## EXERCISE PROMPT
Pick out each line in these entries that contains the string "Newcastle".

## MATERIAL TO PROCESS

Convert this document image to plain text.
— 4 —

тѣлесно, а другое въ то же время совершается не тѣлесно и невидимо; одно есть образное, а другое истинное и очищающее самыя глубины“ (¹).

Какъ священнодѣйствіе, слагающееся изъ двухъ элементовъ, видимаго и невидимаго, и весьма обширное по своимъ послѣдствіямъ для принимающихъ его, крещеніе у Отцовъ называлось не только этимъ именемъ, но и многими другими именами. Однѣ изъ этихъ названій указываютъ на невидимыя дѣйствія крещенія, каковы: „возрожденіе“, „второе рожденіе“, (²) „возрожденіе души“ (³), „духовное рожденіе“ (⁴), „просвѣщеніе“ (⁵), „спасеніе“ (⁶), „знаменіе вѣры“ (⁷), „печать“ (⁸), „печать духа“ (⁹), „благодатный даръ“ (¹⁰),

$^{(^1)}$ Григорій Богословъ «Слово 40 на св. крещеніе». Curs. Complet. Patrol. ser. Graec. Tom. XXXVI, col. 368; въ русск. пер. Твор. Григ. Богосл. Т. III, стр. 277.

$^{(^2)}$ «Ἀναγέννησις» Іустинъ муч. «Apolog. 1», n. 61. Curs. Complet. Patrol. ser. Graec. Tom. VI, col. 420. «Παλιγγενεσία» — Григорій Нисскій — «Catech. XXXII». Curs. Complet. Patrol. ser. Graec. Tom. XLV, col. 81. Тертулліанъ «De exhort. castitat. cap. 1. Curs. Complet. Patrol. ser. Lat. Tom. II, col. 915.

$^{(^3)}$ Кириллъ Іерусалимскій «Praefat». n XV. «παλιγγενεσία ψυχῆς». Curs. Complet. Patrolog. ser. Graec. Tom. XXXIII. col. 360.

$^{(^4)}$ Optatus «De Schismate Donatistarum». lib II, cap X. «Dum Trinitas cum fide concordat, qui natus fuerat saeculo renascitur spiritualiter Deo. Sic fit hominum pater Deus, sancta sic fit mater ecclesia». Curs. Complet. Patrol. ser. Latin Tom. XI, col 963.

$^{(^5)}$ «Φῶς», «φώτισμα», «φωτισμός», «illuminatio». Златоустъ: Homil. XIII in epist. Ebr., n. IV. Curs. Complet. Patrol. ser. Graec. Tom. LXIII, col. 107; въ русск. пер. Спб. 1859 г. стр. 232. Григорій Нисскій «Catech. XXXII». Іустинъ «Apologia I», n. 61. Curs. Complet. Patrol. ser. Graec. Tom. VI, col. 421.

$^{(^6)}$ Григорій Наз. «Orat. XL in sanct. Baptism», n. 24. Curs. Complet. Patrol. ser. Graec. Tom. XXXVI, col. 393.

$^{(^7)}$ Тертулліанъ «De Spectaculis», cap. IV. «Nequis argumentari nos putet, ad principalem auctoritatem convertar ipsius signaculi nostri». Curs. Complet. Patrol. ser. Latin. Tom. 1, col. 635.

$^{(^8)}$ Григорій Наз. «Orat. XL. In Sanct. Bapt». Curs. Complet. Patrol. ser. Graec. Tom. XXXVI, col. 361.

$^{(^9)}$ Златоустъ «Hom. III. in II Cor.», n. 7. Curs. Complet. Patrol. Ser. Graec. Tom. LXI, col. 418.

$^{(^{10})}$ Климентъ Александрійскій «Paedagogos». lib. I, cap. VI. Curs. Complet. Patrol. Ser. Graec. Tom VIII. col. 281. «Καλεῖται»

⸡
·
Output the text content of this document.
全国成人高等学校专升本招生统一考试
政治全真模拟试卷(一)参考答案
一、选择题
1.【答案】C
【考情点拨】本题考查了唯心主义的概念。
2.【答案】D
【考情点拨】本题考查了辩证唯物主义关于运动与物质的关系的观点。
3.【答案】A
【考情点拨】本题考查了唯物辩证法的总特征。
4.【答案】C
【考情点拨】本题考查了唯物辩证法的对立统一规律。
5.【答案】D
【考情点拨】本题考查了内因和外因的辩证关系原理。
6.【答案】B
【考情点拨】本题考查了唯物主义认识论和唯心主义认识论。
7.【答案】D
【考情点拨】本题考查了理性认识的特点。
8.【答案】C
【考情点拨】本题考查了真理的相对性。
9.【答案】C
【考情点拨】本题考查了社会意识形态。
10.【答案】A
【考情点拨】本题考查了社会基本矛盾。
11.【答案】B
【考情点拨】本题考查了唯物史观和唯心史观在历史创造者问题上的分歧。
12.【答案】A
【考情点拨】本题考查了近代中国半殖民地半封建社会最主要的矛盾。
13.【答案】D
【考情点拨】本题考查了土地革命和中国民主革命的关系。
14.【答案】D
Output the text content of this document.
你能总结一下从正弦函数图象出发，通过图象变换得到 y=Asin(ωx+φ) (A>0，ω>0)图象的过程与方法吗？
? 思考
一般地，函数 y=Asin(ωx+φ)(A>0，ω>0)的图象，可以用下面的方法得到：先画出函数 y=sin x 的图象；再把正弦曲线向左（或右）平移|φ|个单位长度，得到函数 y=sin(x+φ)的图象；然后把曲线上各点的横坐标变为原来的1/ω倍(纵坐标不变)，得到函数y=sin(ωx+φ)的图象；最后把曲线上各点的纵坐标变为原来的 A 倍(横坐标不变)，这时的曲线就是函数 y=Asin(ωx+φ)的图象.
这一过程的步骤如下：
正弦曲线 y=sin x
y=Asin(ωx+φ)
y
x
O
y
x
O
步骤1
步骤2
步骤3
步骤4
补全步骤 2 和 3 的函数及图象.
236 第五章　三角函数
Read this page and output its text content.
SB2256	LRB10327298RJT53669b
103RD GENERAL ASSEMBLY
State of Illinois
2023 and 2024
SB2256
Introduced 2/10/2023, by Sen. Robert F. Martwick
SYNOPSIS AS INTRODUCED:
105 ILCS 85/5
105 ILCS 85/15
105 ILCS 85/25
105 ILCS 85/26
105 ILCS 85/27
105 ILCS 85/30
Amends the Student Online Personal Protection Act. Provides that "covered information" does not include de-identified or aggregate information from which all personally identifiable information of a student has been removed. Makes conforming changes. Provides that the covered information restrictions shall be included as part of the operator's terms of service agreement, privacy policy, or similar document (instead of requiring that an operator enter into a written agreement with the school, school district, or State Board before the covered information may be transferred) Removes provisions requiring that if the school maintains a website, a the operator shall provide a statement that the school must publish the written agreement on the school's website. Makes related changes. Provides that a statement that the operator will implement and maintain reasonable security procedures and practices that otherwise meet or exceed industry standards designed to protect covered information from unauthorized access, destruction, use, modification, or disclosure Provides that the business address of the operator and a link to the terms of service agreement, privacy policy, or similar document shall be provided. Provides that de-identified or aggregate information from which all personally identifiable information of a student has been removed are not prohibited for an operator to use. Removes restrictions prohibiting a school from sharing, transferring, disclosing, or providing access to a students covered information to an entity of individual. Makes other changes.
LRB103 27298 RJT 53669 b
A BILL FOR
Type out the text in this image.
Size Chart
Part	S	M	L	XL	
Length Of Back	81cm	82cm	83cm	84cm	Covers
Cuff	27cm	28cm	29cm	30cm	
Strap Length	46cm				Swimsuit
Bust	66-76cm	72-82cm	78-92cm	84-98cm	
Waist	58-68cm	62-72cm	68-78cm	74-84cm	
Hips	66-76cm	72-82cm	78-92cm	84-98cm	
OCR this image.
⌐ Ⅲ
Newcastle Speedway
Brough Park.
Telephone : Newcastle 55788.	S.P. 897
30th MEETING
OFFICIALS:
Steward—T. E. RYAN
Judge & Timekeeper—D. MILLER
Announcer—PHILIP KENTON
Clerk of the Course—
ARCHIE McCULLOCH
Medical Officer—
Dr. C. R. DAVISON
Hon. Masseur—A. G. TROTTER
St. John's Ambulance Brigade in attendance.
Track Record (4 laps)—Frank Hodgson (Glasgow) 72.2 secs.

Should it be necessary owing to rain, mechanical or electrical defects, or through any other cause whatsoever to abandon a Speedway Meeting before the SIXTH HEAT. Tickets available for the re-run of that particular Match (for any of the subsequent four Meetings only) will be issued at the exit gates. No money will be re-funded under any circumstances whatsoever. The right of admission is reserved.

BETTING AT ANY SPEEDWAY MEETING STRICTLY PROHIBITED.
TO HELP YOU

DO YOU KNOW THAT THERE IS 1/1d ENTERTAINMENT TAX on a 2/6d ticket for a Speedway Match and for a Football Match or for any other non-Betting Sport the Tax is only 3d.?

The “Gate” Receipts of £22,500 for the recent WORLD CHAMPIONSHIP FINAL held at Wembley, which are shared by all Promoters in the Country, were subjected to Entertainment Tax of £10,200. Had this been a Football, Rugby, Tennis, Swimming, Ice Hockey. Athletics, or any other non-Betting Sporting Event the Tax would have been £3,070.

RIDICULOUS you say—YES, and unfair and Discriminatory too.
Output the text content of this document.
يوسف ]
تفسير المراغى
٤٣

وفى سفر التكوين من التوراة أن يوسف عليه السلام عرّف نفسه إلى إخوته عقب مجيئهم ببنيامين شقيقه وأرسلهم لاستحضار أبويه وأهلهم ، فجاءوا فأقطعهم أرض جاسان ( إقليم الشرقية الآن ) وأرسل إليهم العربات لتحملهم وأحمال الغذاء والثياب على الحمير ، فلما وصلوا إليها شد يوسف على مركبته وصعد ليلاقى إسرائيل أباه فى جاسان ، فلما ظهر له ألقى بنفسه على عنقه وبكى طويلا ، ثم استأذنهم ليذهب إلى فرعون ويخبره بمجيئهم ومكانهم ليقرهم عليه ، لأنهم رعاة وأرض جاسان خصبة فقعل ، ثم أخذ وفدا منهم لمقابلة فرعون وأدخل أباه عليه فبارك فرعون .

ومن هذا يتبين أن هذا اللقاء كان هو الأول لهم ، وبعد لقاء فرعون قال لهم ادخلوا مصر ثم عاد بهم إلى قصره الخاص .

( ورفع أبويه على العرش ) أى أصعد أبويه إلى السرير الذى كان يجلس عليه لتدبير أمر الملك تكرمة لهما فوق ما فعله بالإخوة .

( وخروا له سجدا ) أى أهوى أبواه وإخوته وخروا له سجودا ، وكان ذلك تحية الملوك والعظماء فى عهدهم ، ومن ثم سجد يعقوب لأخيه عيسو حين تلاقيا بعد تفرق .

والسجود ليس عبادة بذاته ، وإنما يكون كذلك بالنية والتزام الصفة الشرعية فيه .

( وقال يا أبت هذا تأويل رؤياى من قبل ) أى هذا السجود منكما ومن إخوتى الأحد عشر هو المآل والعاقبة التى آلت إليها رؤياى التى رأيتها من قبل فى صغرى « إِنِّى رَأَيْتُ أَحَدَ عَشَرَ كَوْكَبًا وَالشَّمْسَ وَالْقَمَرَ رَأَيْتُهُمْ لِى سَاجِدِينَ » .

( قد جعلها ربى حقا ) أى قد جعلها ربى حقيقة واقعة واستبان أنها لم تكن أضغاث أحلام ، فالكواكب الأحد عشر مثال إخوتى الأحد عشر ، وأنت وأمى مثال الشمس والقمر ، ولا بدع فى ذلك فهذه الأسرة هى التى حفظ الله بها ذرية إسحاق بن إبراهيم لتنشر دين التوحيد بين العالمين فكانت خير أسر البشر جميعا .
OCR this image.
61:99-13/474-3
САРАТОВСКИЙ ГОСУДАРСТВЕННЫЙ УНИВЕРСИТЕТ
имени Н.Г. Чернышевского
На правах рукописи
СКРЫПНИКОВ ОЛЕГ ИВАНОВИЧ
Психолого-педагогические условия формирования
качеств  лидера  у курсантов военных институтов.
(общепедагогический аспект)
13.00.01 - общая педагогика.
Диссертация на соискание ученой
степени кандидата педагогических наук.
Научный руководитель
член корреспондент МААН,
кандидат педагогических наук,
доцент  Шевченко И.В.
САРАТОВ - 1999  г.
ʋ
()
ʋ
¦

## ANSWER BELOW
Newcastle Speedway
Telephone : Newcastle 55788.	S.P. 897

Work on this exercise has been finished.